** THE PROBLEM **
In the records that follow, show each line where the word "move" is present.

** DATA SECTION **
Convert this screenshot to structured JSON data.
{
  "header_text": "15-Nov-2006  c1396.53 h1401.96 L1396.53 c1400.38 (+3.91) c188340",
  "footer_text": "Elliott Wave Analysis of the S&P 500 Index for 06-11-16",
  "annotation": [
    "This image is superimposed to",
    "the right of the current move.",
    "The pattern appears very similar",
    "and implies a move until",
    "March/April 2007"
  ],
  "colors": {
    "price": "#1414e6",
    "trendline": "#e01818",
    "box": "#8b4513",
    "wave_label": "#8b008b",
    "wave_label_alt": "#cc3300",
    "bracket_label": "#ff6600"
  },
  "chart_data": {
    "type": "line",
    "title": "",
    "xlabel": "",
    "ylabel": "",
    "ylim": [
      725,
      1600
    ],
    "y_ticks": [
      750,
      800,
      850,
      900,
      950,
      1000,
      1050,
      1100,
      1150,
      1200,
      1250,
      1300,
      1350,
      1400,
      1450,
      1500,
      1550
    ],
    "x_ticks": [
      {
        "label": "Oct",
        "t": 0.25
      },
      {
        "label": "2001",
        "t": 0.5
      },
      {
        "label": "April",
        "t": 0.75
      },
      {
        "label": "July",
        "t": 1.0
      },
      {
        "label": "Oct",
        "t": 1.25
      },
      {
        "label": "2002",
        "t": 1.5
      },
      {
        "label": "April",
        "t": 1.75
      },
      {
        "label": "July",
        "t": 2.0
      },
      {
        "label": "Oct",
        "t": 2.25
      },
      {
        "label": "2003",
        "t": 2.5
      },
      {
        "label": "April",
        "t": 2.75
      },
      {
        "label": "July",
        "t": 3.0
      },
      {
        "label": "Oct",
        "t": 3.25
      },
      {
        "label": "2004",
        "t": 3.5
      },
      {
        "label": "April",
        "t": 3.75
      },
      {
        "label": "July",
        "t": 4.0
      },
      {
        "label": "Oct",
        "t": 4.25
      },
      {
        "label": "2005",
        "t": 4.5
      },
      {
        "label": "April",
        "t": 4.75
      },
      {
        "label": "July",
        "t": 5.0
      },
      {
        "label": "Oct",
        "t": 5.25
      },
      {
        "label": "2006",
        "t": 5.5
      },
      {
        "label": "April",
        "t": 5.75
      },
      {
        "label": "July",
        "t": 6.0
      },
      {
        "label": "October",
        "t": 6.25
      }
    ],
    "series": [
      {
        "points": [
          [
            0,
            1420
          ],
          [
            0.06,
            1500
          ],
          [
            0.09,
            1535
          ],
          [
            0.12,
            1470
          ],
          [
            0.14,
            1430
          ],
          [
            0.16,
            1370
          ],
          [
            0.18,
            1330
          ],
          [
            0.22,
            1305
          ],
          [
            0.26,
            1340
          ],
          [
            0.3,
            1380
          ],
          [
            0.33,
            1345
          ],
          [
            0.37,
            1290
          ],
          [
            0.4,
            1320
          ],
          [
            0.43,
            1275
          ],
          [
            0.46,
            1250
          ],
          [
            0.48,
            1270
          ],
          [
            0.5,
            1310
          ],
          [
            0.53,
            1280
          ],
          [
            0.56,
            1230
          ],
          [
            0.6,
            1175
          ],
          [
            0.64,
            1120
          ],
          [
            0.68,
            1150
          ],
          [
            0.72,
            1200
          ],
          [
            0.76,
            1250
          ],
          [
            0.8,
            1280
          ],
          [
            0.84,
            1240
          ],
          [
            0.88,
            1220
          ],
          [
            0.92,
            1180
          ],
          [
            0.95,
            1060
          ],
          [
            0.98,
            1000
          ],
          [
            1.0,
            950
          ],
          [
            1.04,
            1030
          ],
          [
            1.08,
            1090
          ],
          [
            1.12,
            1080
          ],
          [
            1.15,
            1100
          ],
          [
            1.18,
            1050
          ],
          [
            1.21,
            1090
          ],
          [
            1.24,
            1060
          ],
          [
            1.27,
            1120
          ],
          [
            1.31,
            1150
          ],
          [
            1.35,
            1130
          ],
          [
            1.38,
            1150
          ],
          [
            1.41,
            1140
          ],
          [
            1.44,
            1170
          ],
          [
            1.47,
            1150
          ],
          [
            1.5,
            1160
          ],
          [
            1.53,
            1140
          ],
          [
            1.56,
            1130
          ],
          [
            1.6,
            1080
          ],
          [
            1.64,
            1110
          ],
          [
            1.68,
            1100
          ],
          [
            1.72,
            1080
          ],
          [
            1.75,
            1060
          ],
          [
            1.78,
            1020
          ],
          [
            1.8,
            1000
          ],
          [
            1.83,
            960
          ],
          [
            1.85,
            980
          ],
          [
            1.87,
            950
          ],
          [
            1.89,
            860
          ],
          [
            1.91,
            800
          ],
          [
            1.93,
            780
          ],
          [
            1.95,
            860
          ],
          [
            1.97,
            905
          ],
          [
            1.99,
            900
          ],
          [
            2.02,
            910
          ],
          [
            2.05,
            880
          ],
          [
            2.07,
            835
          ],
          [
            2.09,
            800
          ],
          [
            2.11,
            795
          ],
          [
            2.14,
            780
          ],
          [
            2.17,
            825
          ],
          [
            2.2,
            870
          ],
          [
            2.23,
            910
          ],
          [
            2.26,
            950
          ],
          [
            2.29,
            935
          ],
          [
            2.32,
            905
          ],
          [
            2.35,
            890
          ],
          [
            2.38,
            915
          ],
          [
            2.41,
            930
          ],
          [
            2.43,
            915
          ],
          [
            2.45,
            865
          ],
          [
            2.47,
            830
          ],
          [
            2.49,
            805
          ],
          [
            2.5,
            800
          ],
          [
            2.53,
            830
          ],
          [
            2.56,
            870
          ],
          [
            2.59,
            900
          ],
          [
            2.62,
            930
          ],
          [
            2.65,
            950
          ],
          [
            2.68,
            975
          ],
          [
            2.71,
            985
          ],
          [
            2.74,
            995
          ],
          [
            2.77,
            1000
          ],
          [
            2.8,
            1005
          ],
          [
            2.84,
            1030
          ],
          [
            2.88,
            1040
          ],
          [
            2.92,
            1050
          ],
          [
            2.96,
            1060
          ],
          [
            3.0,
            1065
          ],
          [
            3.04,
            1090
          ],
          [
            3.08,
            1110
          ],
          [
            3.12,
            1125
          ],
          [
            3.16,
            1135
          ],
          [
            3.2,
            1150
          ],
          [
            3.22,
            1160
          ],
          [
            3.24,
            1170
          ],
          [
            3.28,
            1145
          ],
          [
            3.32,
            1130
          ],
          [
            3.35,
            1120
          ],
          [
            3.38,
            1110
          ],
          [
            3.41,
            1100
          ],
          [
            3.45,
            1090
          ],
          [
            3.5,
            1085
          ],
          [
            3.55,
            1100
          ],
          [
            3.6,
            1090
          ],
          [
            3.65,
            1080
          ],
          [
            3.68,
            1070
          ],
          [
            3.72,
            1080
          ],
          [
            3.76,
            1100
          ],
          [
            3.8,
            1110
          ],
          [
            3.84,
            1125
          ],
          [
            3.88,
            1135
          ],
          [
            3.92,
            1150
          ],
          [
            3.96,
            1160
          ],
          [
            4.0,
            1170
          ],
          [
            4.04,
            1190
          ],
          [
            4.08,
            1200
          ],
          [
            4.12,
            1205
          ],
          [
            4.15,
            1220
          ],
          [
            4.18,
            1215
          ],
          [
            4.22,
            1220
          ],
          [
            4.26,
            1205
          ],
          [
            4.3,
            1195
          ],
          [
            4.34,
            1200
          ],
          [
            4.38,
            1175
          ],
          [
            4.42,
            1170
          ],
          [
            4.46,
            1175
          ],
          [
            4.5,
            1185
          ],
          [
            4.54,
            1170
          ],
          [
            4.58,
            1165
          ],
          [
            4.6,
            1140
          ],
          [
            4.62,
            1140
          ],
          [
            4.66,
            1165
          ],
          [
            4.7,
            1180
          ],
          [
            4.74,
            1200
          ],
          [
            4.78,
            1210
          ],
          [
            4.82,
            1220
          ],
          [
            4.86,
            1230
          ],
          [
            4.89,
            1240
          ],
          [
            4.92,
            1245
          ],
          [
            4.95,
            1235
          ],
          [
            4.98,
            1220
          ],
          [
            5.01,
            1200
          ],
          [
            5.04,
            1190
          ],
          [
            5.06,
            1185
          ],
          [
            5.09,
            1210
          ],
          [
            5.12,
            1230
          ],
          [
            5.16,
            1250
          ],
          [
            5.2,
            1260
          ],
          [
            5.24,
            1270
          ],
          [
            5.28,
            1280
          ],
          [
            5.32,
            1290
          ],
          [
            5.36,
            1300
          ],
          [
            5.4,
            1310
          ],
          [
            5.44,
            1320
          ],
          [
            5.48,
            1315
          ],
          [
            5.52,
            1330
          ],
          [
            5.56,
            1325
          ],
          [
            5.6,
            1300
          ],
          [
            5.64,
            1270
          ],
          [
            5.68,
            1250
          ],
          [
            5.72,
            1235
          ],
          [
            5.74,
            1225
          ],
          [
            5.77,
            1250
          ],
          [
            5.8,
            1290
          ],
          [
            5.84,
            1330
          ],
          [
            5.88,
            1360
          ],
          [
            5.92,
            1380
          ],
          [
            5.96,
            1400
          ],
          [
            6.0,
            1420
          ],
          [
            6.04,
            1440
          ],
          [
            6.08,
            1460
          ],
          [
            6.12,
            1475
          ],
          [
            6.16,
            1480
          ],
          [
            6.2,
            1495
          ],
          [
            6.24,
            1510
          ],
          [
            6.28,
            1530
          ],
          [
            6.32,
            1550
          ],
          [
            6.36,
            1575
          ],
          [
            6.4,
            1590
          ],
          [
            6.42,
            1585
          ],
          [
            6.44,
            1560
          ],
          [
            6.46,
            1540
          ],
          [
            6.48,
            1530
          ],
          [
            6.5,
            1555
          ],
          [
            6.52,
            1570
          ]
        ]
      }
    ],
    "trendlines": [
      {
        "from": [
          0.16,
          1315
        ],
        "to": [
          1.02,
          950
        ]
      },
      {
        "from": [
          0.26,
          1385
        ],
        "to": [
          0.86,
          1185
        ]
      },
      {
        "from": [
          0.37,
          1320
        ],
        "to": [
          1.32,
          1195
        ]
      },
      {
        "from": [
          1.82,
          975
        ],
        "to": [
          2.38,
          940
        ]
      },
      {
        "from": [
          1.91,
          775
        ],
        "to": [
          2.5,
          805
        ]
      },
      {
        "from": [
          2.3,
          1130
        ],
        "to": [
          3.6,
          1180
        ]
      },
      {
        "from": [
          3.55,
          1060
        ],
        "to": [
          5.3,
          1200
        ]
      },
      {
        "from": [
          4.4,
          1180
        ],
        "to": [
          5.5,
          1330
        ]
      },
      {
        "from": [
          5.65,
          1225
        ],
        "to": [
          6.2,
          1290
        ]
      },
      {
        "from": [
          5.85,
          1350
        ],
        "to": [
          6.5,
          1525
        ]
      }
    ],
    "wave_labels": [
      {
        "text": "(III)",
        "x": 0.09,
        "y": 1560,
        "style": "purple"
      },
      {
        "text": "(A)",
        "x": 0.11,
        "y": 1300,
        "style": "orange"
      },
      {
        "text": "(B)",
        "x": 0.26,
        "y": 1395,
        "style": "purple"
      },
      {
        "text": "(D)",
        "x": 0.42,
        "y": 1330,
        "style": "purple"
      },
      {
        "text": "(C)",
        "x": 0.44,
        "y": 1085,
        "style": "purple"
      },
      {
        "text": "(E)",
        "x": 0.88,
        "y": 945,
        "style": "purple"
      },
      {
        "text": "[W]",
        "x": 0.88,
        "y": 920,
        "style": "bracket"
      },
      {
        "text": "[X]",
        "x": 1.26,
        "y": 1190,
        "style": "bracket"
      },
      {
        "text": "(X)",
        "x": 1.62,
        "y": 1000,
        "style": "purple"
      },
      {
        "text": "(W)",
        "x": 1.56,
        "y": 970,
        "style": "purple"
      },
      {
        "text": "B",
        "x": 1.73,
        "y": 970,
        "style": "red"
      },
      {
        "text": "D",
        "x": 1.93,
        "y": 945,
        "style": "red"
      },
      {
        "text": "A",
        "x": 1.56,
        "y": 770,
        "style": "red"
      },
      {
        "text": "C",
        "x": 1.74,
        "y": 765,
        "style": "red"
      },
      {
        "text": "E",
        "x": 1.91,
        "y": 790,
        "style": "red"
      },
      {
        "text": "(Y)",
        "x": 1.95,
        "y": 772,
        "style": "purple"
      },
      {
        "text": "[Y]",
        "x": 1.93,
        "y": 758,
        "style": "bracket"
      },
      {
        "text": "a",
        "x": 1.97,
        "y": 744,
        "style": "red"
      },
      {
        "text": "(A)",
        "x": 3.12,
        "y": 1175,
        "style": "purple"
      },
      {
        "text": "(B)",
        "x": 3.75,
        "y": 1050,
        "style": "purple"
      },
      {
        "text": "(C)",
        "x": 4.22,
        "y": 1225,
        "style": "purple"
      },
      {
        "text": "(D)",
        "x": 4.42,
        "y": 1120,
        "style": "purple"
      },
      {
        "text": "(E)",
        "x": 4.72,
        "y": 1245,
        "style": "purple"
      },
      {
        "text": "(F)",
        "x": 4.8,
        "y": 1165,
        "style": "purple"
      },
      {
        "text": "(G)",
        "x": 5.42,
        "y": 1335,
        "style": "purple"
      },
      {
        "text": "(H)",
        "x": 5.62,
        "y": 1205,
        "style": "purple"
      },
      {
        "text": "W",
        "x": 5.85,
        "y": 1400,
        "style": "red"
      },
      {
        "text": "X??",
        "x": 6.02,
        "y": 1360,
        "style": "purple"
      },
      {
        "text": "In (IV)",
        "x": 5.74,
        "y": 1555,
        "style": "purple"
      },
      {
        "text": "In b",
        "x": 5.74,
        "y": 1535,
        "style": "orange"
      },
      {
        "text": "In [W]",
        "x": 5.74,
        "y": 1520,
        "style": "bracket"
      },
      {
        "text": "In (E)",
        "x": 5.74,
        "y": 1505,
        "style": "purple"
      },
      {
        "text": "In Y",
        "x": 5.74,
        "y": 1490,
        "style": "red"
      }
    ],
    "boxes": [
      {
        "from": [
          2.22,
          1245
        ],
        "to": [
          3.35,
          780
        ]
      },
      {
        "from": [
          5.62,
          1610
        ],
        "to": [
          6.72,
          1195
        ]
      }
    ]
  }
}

** THE OUTPUT **
    "the right of the current move.",
    "and implies a move until",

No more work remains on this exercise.